[Some records]
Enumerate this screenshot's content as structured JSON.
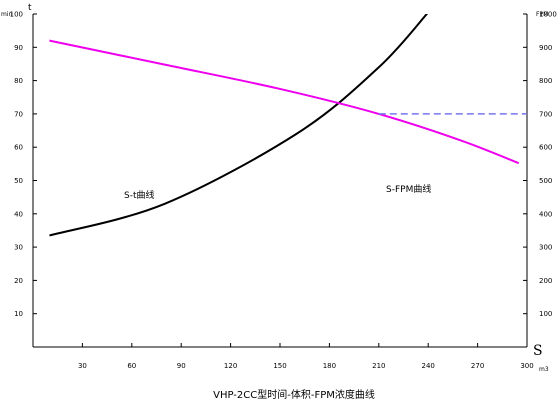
{
  "chart_data": {
    "type": "line",
    "title": "VHP-2CC型时间-体积-FPM浓度曲线",
    "x": {
      "label": "S",
      "unit": "m3",
      "range": [
        0,
        300
      ],
      "ticks": [
        30,
        60,
        90,
        120,
        150,
        180,
        210,
        240,
        270,
        300
      ]
    },
    "y_left": {
      "label": "t",
      "unit": "min",
      "range": [
        0,
        100
      ],
      "ticks": [
        10,
        20,
        30,
        40,
        50,
        60,
        70,
        80,
        90,
        100
      ]
    },
    "y_right": {
      "label": "FPM",
      "range": [
        0,
        1000
      ],
      "ticks": [
        100,
        200,
        300,
        400,
        500,
        600,
        700,
        800,
        900,
        1000
      ]
    },
    "grid": false,
    "legend": "none",
    "series": [
      {
        "name": "S-t曲线",
        "axis": "left",
        "color": "#000000",
        "points": [
          [
            10,
            33.5
          ],
          [
            80,
            43
          ],
          [
            160,
            64
          ],
          [
            210,
            84
          ],
          [
            240,
            100.5
          ]
        ]
      },
      {
        "name": "S-FPM曲线",
        "axis": "right",
        "color": "#ee00ee",
        "points": [
          [
            10,
            920
          ],
          [
            80,
            848
          ],
          [
            150,
            775
          ],
          [
            210,
            700
          ],
          [
            260,
            620
          ],
          [
            295,
            552
          ]
        ]
      },
      {
        "name": "",
        "axis": "right",
        "color": "#7777ee",
        "dashed": true,
        "points": [
          [
            210,
            700
          ],
          [
            300,
            700
          ]
        ]
      }
    ]
  }
}
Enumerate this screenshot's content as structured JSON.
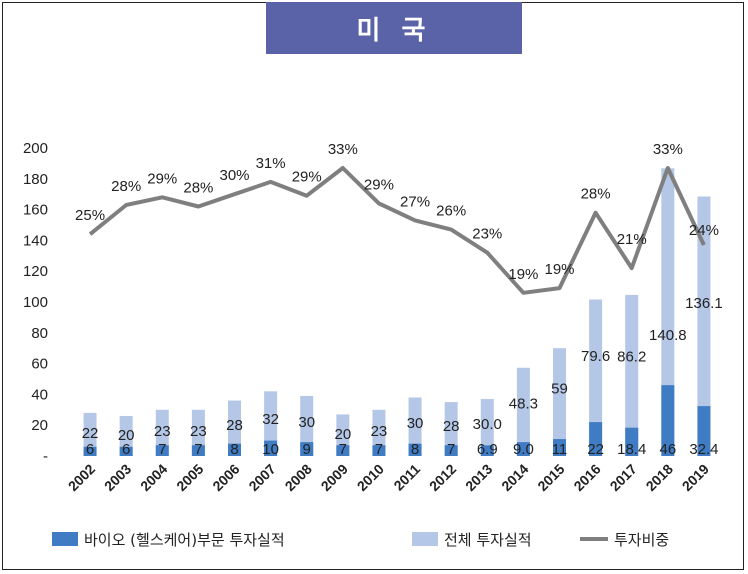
{
  "header": {
    "title": "미 국"
  },
  "chart_data": {
    "type": "bar",
    "categories": [
      "2002",
      "2003",
      "2004",
      "2005",
      "2006",
      "2007",
      "2008",
      "2009",
      "2010",
      "2011",
      "2012",
      "2013",
      "2014",
      "2015",
      "2016",
      "2017",
      "2018",
      "2019"
    ],
    "ylim": [
      0,
      200
    ],
    "yticks": [
      0,
      20,
      40,
      60,
      80,
      100,
      120,
      140,
      160,
      180,
      200
    ],
    "ytick_labels": [
      "-",
      "20",
      "40",
      "60",
      "80",
      "100",
      "120",
      "140",
      "160",
      "180",
      "200"
    ],
    "series": [
      {
        "name": "바이오 (헬스케어)부문 투자실적",
        "type": "bar",
        "color": "#3f7cc4",
        "values": [
          6,
          6,
          7,
          7,
          8,
          10,
          9,
          7,
          7,
          8,
          7,
          6.9,
          9.0,
          11,
          22,
          18.4,
          46,
          32.4
        ],
        "labels": [
          "6",
          "6",
          "7",
          "7",
          "8",
          "10",
          "9",
          "7",
          "7",
          "8",
          "7",
          "6.9",
          "9.0",
          "11",
          "22",
          "18.4",
          "46",
          "32.4"
        ]
      },
      {
        "name": "전체 투자실적",
        "type": "bar",
        "color": "#b4c7e7",
        "values": [
          28,
          26,
          30,
          30,
          36,
          42,
          39,
          27,
          30,
          38,
          35,
          37,
          57.3,
          70,
          101.6,
          104.6,
          186.8,
          168.5
        ],
        "labels": [
          "22",
          "20",
          "23",
          "23",
          "28",
          "32",
          "30",
          "20",
          "23",
          "30",
          "28",
          "30.0",
          "48.3",
          "59",
          "79.6",
          "86.2",
          "140.8",
          "136.1"
        ]
      },
      {
        "name": "투자비중",
        "type": "line",
        "color": "#7f7f7f",
        "values": [
          144,
          163,
          168,
          162,
          170,
          178,
          169,
          187,
          164,
          153,
          147,
          132,
          106,
          109,
          158,
          122,
          187,
          137
        ],
        "labels": [
          "25%",
          "28%",
          "29%",
          "28%",
          "30%",
          "31%",
          "29%",
          "33%",
          "29%",
          "27%",
          "26%",
          "23%",
          "19%",
          "19%",
          "28%",
          "21%",
          "33%",
          "24%"
        ]
      }
    ],
    "grid": false,
    "legend": "bottom"
  }
}
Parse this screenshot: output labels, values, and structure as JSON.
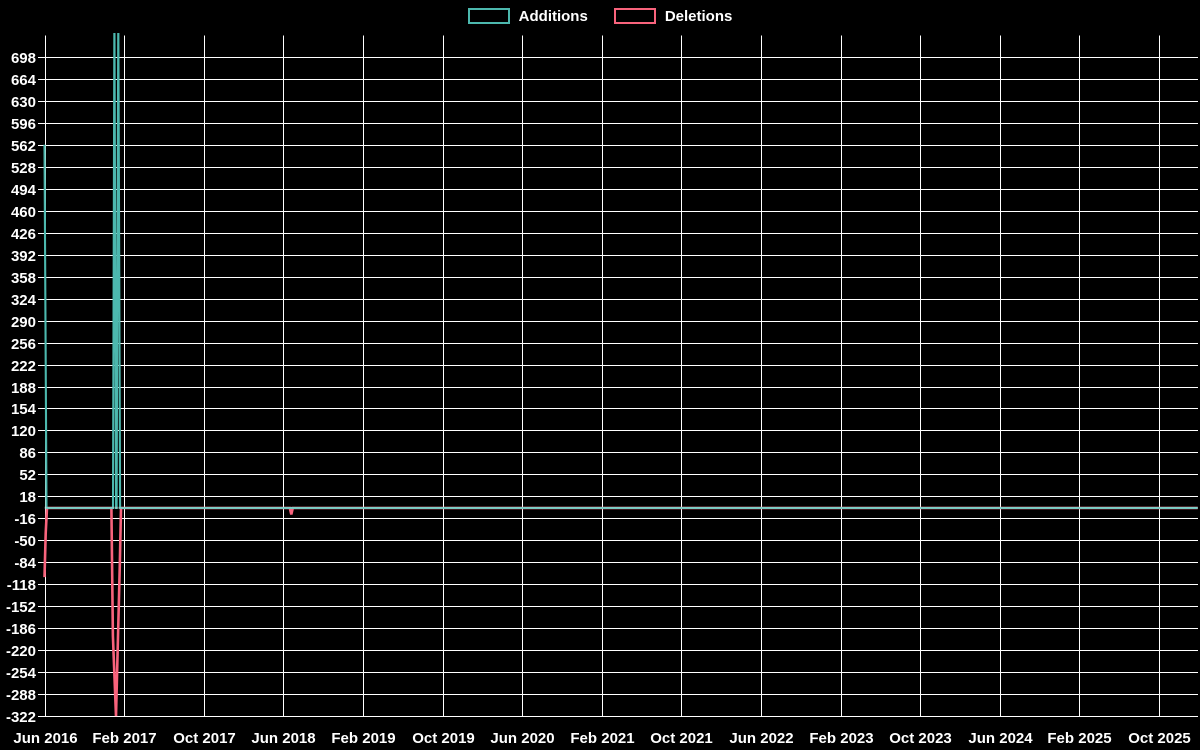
{
  "page": {
    "background_color": "#000000",
    "grid_color": "#ffffff",
    "text_color": "#ffffff"
  },
  "legend": {
    "items": [
      {
        "label": "Additions",
        "color": "#4cb8ae"
      },
      {
        "label": "Deletions",
        "color": "#f8637c"
      }
    ]
  },
  "chart_data": {
    "type": "line",
    "title": "",
    "legend_position": "top-center",
    "grid": true,
    "x_axis": {
      "tick_labels": [
        "Jun 2016",
        "Feb 2017",
        "Oct 2017",
        "Jun 2018",
        "Feb 2019",
        "Oct 2019",
        "Jun 2020",
        "Feb 2021",
        "Oct 2021",
        "Jun 2022",
        "Feb 2023",
        "Oct 2023",
        "Jun 2024",
        "Feb 2025",
        "Oct 2025"
      ],
      "tick_spacing_months": 8,
      "range_months": [
        0,
        115.9
      ]
    },
    "y_axis": {
      "ticks": [
        698,
        664,
        630,
        596,
        562,
        528,
        494,
        460,
        426,
        392,
        358,
        324,
        290,
        256,
        222,
        188,
        154,
        120,
        86,
        52,
        18,
        -16,
        -50,
        -84,
        -118,
        -152,
        -186,
        -220,
        -254,
        -288,
        -322
      ],
      "visible_range": [
        -322,
        731
      ],
      "note": "Additions peaks near Feb 2017 exceed the visible axis and are clipped at the top"
    },
    "series": [
      {
        "name": "Additions",
        "color": "#4cb8ae",
        "points": [
          [
            0,
            562
          ],
          [
            0.2,
            0
          ],
          [
            6.88,
            0
          ],
          [
            7.03,
            765
          ],
          [
            7.2,
            0
          ],
          [
            7.25,
            0
          ],
          [
            7.42,
            765
          ],
          [
            7.6,
            0
          ],
          [
            115.9,
            0
          ]
        ]
      },
      {
        "name": "Deletions",
        "color": "#f8637c",
        "points": [
          [
            0,
            -107
          ],
          [
            0.12,
            -39
          ],
          [
            0.25,
            0
          ],
          [
            6.72,
            0
          ],
          [
            6.87,
            -198
          ],
          [
            7.19,
            -322
          ],
          [
            7.57,
            -88
          ],
          [
            7.69,
            0
          ],
          [
            24.65,
            0
          ],
          [
            24.8,
            -10
          ],
          [
            24.95,
            0
          ],
          [
            115.9,
            0
          ]
        ]
      }
    ]
  }
}
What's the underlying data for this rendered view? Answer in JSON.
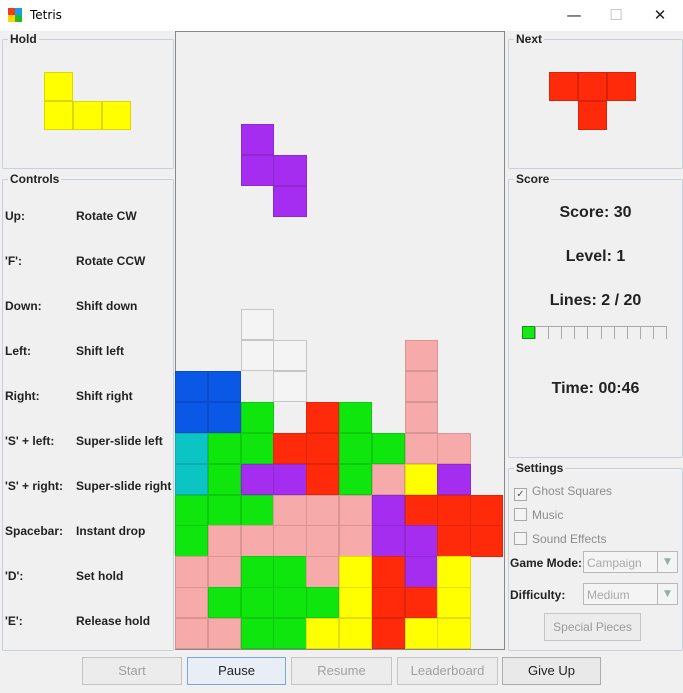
{
  "window": {
    "title": "Tetris",
    "minimize_glyph": "—",
    "maximize_glyph": "☐",
    "close_glyph": "✕"
  },
  "hold": {
    "title": "Hold",
    "color": "#ffff00",
    "cells": [
      [
        0,
        0
      ],
      [
        0,
        1
      ],
      [
        1,
        1
      ],
      [
        2,
        1
      ]
    ]
  },
  "next": {
    "title": "Next",
    "color": "#ff2a0a",
    "cells": [
      [
        0,
        0
      ],
      [
        1,
        0
      ],
      [
        2,
        0
      ],
      [
        1,
        1
      ]
    ]
  },
  "controls": {
    "title": "Controls",
    "items": [
      {
        "key": "Up:",
        "action": "Rotate CW"
      },
      {
        "key": "'F':",
        "action": "Rotate CCW"
      },
      {
        "key": "Down:",
        "action": "Shift down"
      },
      {
        "key": "Left:",
        "action": "Shift left"
      },
      {
        "key": "Right:",
        "action": "Shift right"
      },
      {
        "key": "'S' + left:",
        "action": "Super-slide left"
      },
      {
        "key": "'S' + right:",
        "action": "Super-slide right"
      },
      {
        "key": "Spacebar:",
        "action": "Instant drop"
      },
      {
        "key": "'D':",
        "action": "Set hold"
      },
      {
        "key": "'E':",
        "action": "Release hold"
      }
    ]
  },
  "score": {
    "title": "Score",
    "score_text": "Score: 30",
    "level_text": "Level: 1",
    "lines_text": "Lines: 2 / 20",
    "lines_cleared": 2,
    "lines_goal": 20,
    "time_text": "Time: 00:46"
  },
  "settings": {
    "title": "Settings",
    "ghost_squares": {
      "label": "Ghost Squares",
      "checked": true
    },
    "music": {
      "label": "Music",
      "checked": false
    },
    "sound_effects": {
      "label": "Sound Effects",
      "checked": false
    },
    "game_mode": {
      "label": "Game Mode:",
      "value": "Campaign"
    },
    "difficulty": {
      "label": "Difficulty:",
      "value": "Medium"
    },
    "special_pieces_label": "Special Pieces"
  },
  "buttons": {
    "start": "Start",
    "pause": "Pause",
    "resume": "Resume",
    "leaderboard": "Leaderboard",
    "give_up": "Give Up"
  },
  "colors": {
    "blue": "#0b57e6",
    "green": "#0ee60e",
    "red": "#ff2a0a",
    "pink": "#f7aaaa",
    "purple": "#a42df0",
    "yellow": "#ffff00",
    "cyan": "#0cc4c4",
    "ghost": "#f0f0f0",
    "accent_progress": "#17e817"
  },
  "board": {
    "columns": 10,
    "rows": 20,
    "falling_piece": {
      "color": "purple",
      "cells": [
        [
          2,
          4
        ],
        [
          2,
          5
        ],
        [
          3,
          5
        ],
        [
          3,
          6
        ]
      ]
    },
    "ghost_cells": [
      [
        2,
        10
      ],
      [
        2,
        11
      ],
      [
        3,
        11
      ],
      [
        3,
        12
      ]
    ],
    "stack_rows": {
      "11": ".......P..",
      "12": "BB.....P..",
      "13": "BBG.RG.P..",
      "14": "CGGRRGGPP.",
      "15": "CGUURGPYU.",
      "16": "GGGPPPURRR",
      "17": "GPPPPPUURR",
      "18": "PPGGPYRUY.",
      "19": "PGGGGYRRY.",
      "20": "PPGGYYRYY."
    }
  }
}
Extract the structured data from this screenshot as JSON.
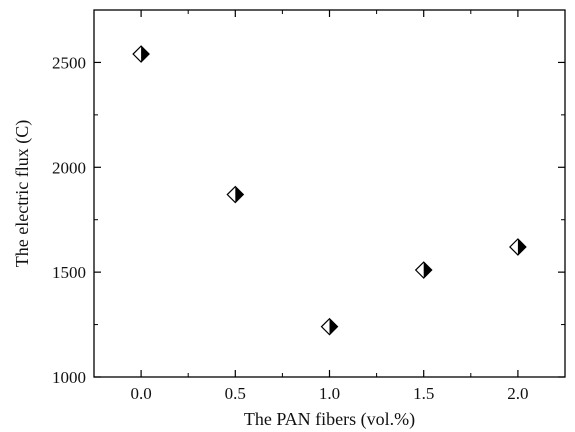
{
  "chart_data": {
    "type": "scatter",
    "title": "",
    "xlabel": "The PAN fibers (vol.%)",
    "ylabel": "The electric flux (C)",
    "xlim": [
      -0.25,
      2.25
    ],
    "ylim": [
      1000,
      2750
    ],
    "x_ticks": [
      0.0,
      0.5,
      1.0,
      1.5,
      2.0
    ],
    "x_tick_labels": [
      "0.0",
      "0.5",
      "1.0",
      "1.5",
      "2.0"
    ],
    "y_ticks": [
      1000,
      1500,
      2000,
      2500
    ],
    "y_tick_labels": [
      "1000",
      "1500",
      "2000",
      "2500"
    ],
    "grid": false,
    "marker": "half-filled-diamond",
    "marker_color": "#000000",
    "series": [
      {
        "x": [
          0.0,
          0.5,
          1.0,
          1.5,
          2.0
        ],
        "y": [
          2540,
          1870,
          1240,
          1510,
          1620
        ]
      }
    ]
  }
}
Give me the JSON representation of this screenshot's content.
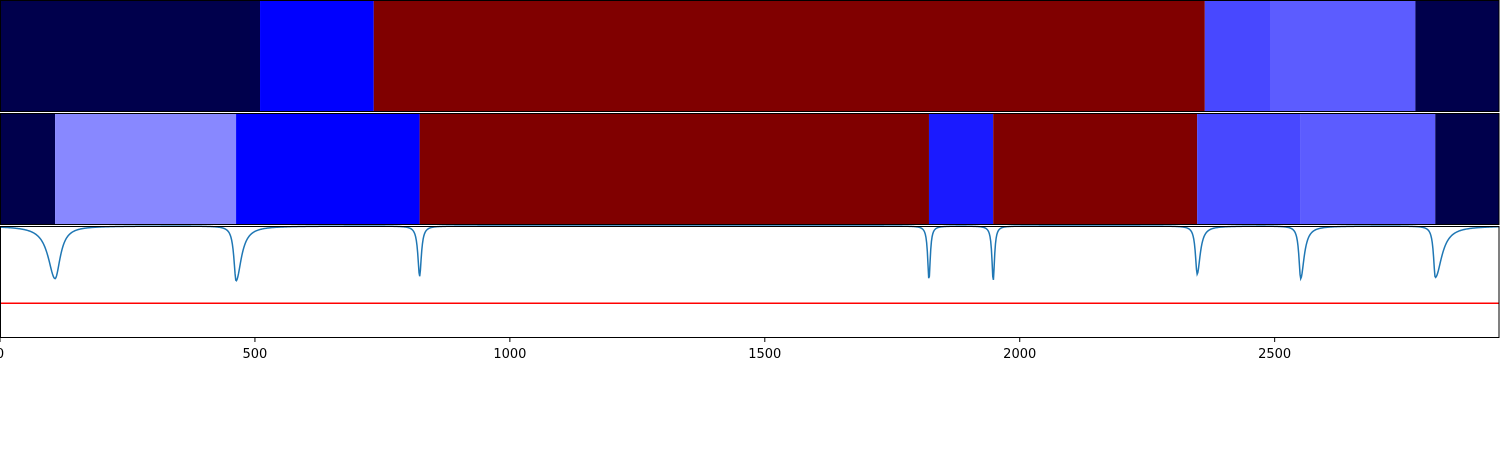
{
  "chart_data": [
    {
      "type": "heatmap",
      "name": "segment-track-1",
      "xlim": [
        0,
        2940
      ],
      "segments": [
        {
          "start": 0,
          "end": 510,
          "color": "#00004c"
        },
        {
          "start": 510,
          "end": 733,
          "color": "#0000ff"
        },
        {
          "start": 733,
          "end": 2363,
          "color": "#800000"
        },
        {
          "start": 2363,
          "end": 2492,
          "color": "#4848ff"
        },
        {
          "start": 2492,
          "end": 2776,
          "color": "#5c5cff"
        },
        {
          "start": 2776,
          "end": 2940,
          "color": "#00004c"
        }
      ]
    },
    {
      "type": "heatmap",
      "name": "segment-track-2",
      "xlim": [
        0,
        2940
      ],
      "segments": [
        {
          "start": 0,
          "end": 108,
          "color": "#00004c"
        },
        {
          "start": 108,
          "end": 463,
          "color": "#8888ff"
        },
        {
          "start": 463,
          "end": 823,
          "color": "#0000ff"
        },
        {
          "start": 823,
          "end": 1822,
          "color": "#800000"
        },
        {
          "start": 1822,
          "end": 1948,
          "color": "#1a1aff"
        },
        {
          "start": 1948,
          "end": 2348,
          "color": "#800000"
        },
        {
          "start": 2348,
          "end": 2551,
          "color": "#4848ff"
        },
        {
          "start": 2551,
          "end": 2815,
          "color": "#5c5cff"
        },
        {
          "start": 2815,
          "end": 2940,
          "color": "#00004c"
        }
      ]
    },
    {
      "type": "line",
      "xlim": [
        0,
        2940
      ],
      "ylim": [
        0,
        1
      ],
      "xticks": [
        0,
        500,
        1000,
        1500,
        2000,
        2500
      ],
      "xtick_labels": [
        "0",
        "500",
        "1000",
        "1500",
        "2000",
        "2500"
      ],
      "baseline": 1.0,
      "series": [
        {
          "color": "#1f77b4",
          "dips": [
            {
              "x": 108,
              "min": 0.53,
              "left_width": 80,
              "right_width": 60
            },
            {
              "x": 463,
              "min": 0.51,
              "left_width": 25,
              "right_width": 60
            },
            {
              "x": 823,
              "min": 0.55,
              "left_width": 20,
              "right_width": 20
            },
            {
              "x": 1822,
              "min": 0.52,
              "left_width": 15,
              "right_width": 15
            },
            {
              "x": 1948,
              "min": 0.51,
              "left_width": 15,
              "right_width": 15
            },
            {
              "x": 2348,
              "min": 0.57,
              "left_width": 20,
              "right_width": 35
            },
            {
              "x": 2551,
              "min": 0.53,
              "left_width": 20,
              "right_width": 40
            },
            {
              "x": 2815,
              "min": 0.54,
              "left_width": 20,
              "right_width": 75
            }
          ]
        },
        {
          "color": "#ff0000",
          "constant": 0.31
        }
      ]
    }
  ]
}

__Task description__: Copy down every line of the entries containing the word "title".

__Solution to this problem__:
    "title": "VHP-2CC型时间-体积-FPM浓度曲线",
    "title": "미 국"
    "title": "",
    "title": "Tetris",
    "title": "Hold",
    "title": "Next",
    "title": "Controls",
    "title": "Score",
    "title": "Settings",
    "title": "",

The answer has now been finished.